Stored records
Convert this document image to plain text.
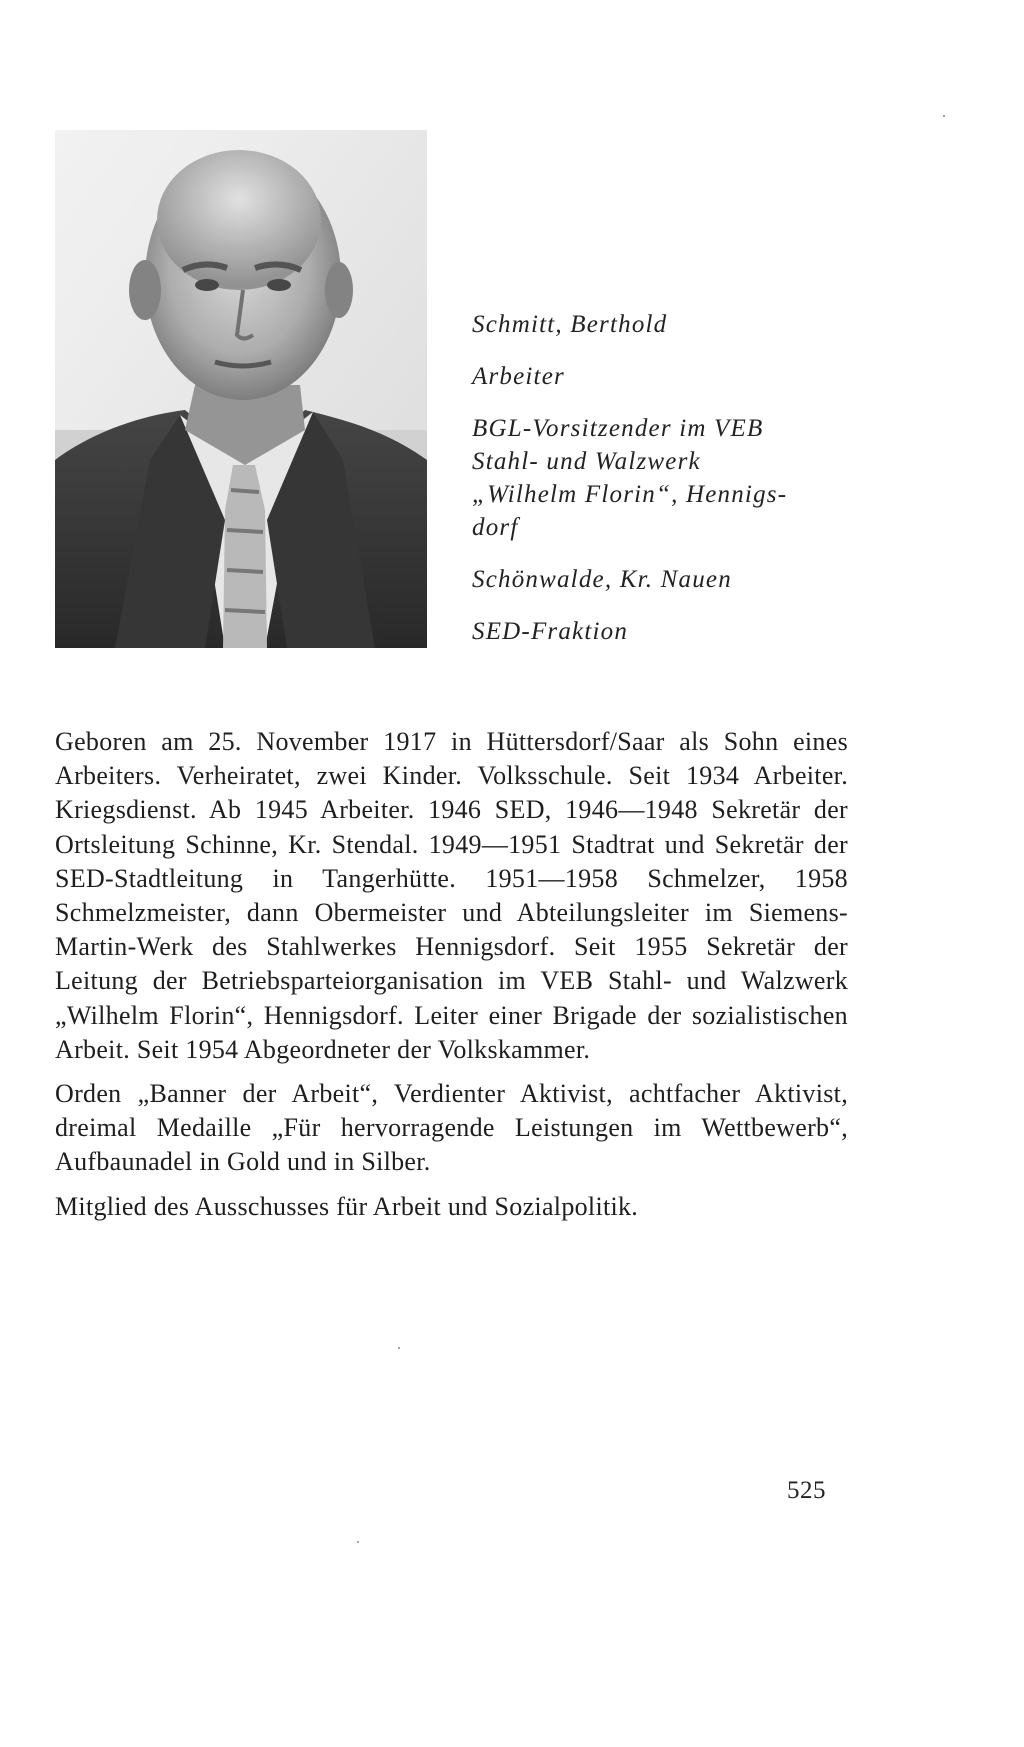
Schmitt, Berthold
Arbeiter
BGL-Vorsitzender im VEB
Stahl- und Walzwerk
„Wilhelm Florin“, Hennigs-
dorf
Schönwalde, Kr. Nauen
SED-Fraktion

Geboren am 25. November 1917 in Hüttersdorf/Saar als Sohn eines Arbeiters. Verheiratet, zwei Kinder. Volksschule. Seit 1934 Arbeiter. Kriegsdienst. Ab 1945 Arbeiter. 1946 SED, 1946—1948 Sekretär der Ortsleitung Schinne, Kr. Stendal. 1949—1951 Stadtrat und Sekretär der SED-Stadtleitung in Tangerhütte. 1951—1958 Schmelzer, 1958 Schmelzmeister, dann Obermeister und Abteilungsleiter im Siemens-Martin-Werk des Stahlwerkes Hennigsdorf. Seit 1955 Sekretär der Leitung der Betriebsparteiorganisation im VEB Stahl- und Walzwerk „Wilhelm Florin“, Hennigsdorf. Leiter einer Brigade der sozialistischen Arbeit. Seit 1954 Abgeordneter der Volkskammer.

Orden „Banner der Arbeit“, Verdienter Aktivist, achtfacher Aktivist, dreimal Medaille „Für hervorragende Leistungen im Wettbewerb“, Aufbaunadel in Gold und in Silber.

Mitglied des Ausschusses für Arbeit und Sozialpolitik.

525
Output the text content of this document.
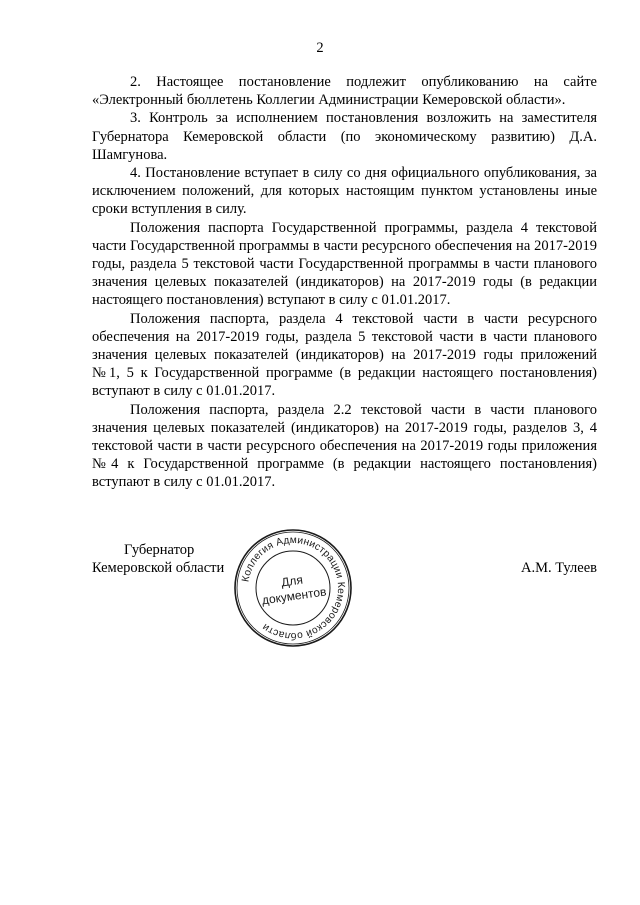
2

2. Настоящее постановление подлежит опубликованию на сайте «Электронный бюллетень Коллегии Администрации Кемеровской области».

3. Контроль за исполнением постановления возложить на заместителя Губернатора Кемеровской области (по экономическому развитию) Д.А. Шамгунова.

4. Постановление вступает в силу со дня официального опубликования, за исключением положений, для которых настоящим пунктом установлены иные сроки вступления в силу.

Положения паспорта Государственной программы, раздела 4 текстовой части Государственной программы в части ресурсного обеспечения на 2017-2019 годы, раздела 5 текстовой части Государственной программы в части планового значения целевых показателей (индикаторов) на 2017-2019 годы (в редакции настоящего постановления) вступают в силу с 01.01.2017.

Положения паспорта, раздела 4 текстовой части в части ресурсного обеспечения на 2017-2019 годы, раздела 5 текстовой части в части планового значения целевых показателей (индикаторов) на 2017-2019 годы приложений №1, 5 к Государственной программе (в редакции настоящего постановления) вступают в силу с 01.01.2017.

Положения паспорта, раздела 2.2 текстовой части в части планового значения целевых показателей (индикаторов) на 2017-2019 годы, разделов 3, 4 текстовой части в части ресурсного обеспечения на 2017-2019 годы приложения №4 к Государственной программе (в редакции настоящего постановления) вступают в силу с 01.01.2017.

Губернатор
Кемеровской области	А.М. Тулеев
Коллегия Администрации Кемеровской области
Для
документов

> [YOUR GOAL]: Output the lines above in full and exactly as given, omitting any pictures.

> [REPLY TO THE EXERCISE]:
Convert this document image to plain text.
Schmitt, Berthold
Arbeiter
BGL-Vorsitzender im VEB
Stahl- und Walzwerk
„Wilhelm Florin“, Hennigs-
dorf
Schönwalde, Kr. Nauen
SED-Fraktion

Geboren am 25. November 1917 in Hüttersdorf/Saar als Sohn eines Arbeiters. Verheiratet, zwei Kinder. Volksschule. Seit 1934 Arbeiter. Kriegsdienst. Ab 1945 Arbeiter. 1946 SED, 1946—1948 Sekretär der Ortsleitung Schinne, Kr. Stendal. 1949—1951 Stadtrat und Sekretär der SED-Stadtleitung in Tangerhütte. 1951—1958 Schmelzer, 1958 Schmelzmeister, dann Obermeister und Abteilungsleiter im Siemens-Martin-Werk des Stahlwerkes Hennigsdorf. Seit 1955 Sekretär der Leitung der Betriebsparteiorganisation im VEB Stahl- und Walzwerk „Wilhelm Florin“, Hennigsdorf. Leiter einer Brigade der sozialistischen Arbeit. Seit 1954 Abgeordneter der Volkskammer.

Orden „Banner der Arbeit“, Verdienter Aktivist, achtfacher Aktivist, dreimal Medaille „Für hervorragende Leistungen im Wettbewerb“, Aufbaunadel in Gold und in Silber.

Mitglied des Ausschusses für Arbeit und Sozialpolitik.

525
Output the text content of this document.
2

2. Настоящее постановление подлежит опубликованию на сайте «Электронный бюллетень Коллегии Администрации Кемеровской области».

3. Контроль за исполнением постановления возложить на заместителя Губернатора Кемеровской области (по экономическому развитию) Д.А. Шамгунова.

4. Постановление вступает в силу со дня официального опубликования, за исключением положений, для которых настоящим пунктом установлены иные сроки вступления в силу.

Положения паспорта Государственной программы, раздела 4 текстовой части Государственной программы в части ресурсного обеспечения на 2017-2019 годы, раздела 5 текстовой части Государственной программы в части планового значения целевых показателей (индикаторов) на 2017-2019 годы (в редакции настоящего постановления) вступают в силу с 01.01.2017.

Положения паспорта, раздела 4 текстовой части в части ресурсного обеспечения на 2017-2019 годы, раздела 5 текстовой части в части планового значения целевых показателей (индикаторов) на 2017-2019 годы приложений №1, 5 к Государственной программе (в редакции настоящего постановления) вступают в силу с 01.01.2017.

Положения паспорта, раздела 2.2 текстовой части в части планового значения целевых показателей (индикаторов) на 2017-2019 годы, разделов 3, 4 текстовой части в части ресурсного обеспечения на 2017-2019 годы приложения №4 к Государственной программе (в редакции настоящего постановления) вступают в силу с 01.01.2017.

Губернатор
Кемеровской области	А.М. Тулеев
Коллегия Администрации Кемеровской области
Для
документов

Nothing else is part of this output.